━━━━━ Raw records

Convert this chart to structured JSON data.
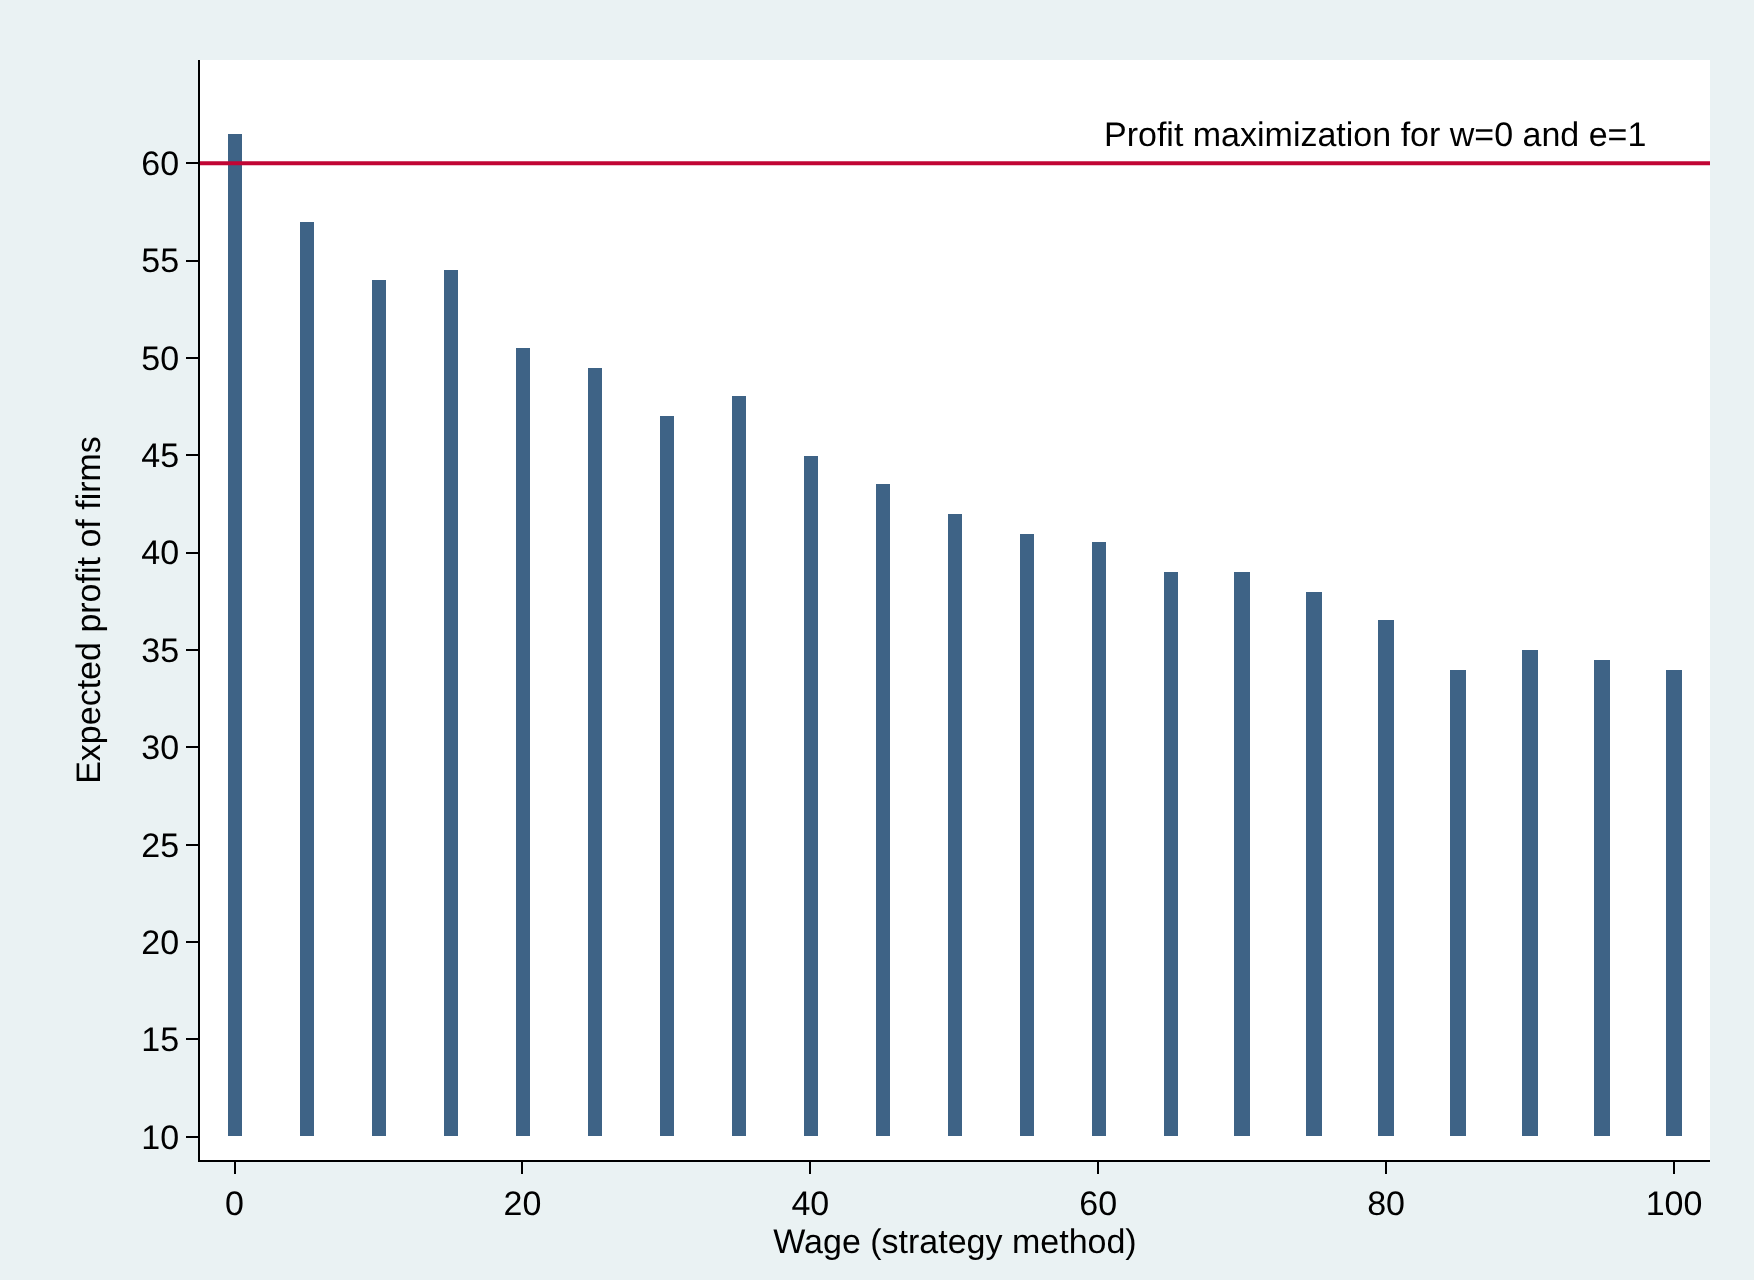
{
  "chart_data": {
    "type": "bar",
    "xlabel": "Wage (strategy method)",
    "ylabel": "Expected profit of firms",
    "x": [
      0,
      5,
      10,
      15,
      20,
      25,
      30,
      35,
      40,
      45,
      50,
      55,
      60,
      65,
      70,
      75,
      80,
      85,
      90,
      95,
      100
    ],
    "base": [
      10,
      10,
      10,
      10,
      10,
      10,
      10,
      10,
      10,
      10,
      10,
      10,
      10,
      10,
      10,
      10,
      10,
      10,
      10,
      10,
      10
    ],
    "values": [
      51.5,
      47,
      44,
      44.5,
      40.5,
      39.5,
      37,
      38,
      35,
      33.5,
      32,
      31,
      30.5,
      29,
      29,
      28,
      26.5,
      24,
      25,
      24.5,
      24
    ],
    "color": "#3e6386",
    "xlim": [
      -2.4,
      102.5
    ],
    "xticks": [
      0,
      20,
      40,
      60,
      80,
      100
    ],
    "ylim": [
      8.8,
      65.3
    ],
    "yticks": [
      10,
      15,
      20,
      25,
      30,
      35,
      40,
      45,
      50,
      55,
      60
    ],
    "ref_lines": [
      {
        "axis": "y",
        "value": 60,
        "color": "#c10534"
      }
    ],
    "annotations": [
      "Profit maximization for w=0 and e=1"
    ],
    "legend": false
  }
}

━━━━━━━━━━

**Problem details:**
Set down every record once more, word for word, without pictures.

**Solution to this task:**
Convert this chart to structured JSON data.
{
  "chart_data": {
    "type": "bar",
    "xlabel": "Wage (strategy method)",
    "ylabel": "Expected profit of firms",
    "x": [
      0,
      5,
      10,
      15,
      20,
      25,
      30,
      35,
      40,
      45,
      50,
      55,
      60,
      65,
      70,
      75,
      80,
      85,
      90,
      95,
      100
    ],
    "base": [
      10,
      10,
      10,
      10,
      10,
      10,
      10,
      10,
      10,
      10,
      10,
      10,
      10,
      10,
      10,
      10,
      10,
      10,
      10,
      10,
      10
    ],
    "values": [
      51.5,
      47,
      44,
      44.5,
      40.5,
      39.5,
      37,
      38,
      35,
      33.5,
      32,
      31,
      30.5,
      29,
      29,
      28,
      26.5,
      24,
      25,
      24.5,
      24
    ],
    "color": "#3e6386",
    "xlim": [
      -2.4,
      102.5
    ],
    "xticks": [
      0,
      20,
      40,
      60,
      80,
      100
    ],
    "ylim": [
      8.8,
      65.3
    ],
    "yticks": [
      10,
      15,
      20,
      25,
      30,
      35,
      40,
      45,
      50,
      55,
      60
    ],
    "ref_lines": [
      {
        "axis": "y",
        "value": 60,
        "color": "#c10534"
      }
    ],
    "annotations": [
      "Profit maximization for w=0 and e=1"
    ],
    "legend": false
  }
}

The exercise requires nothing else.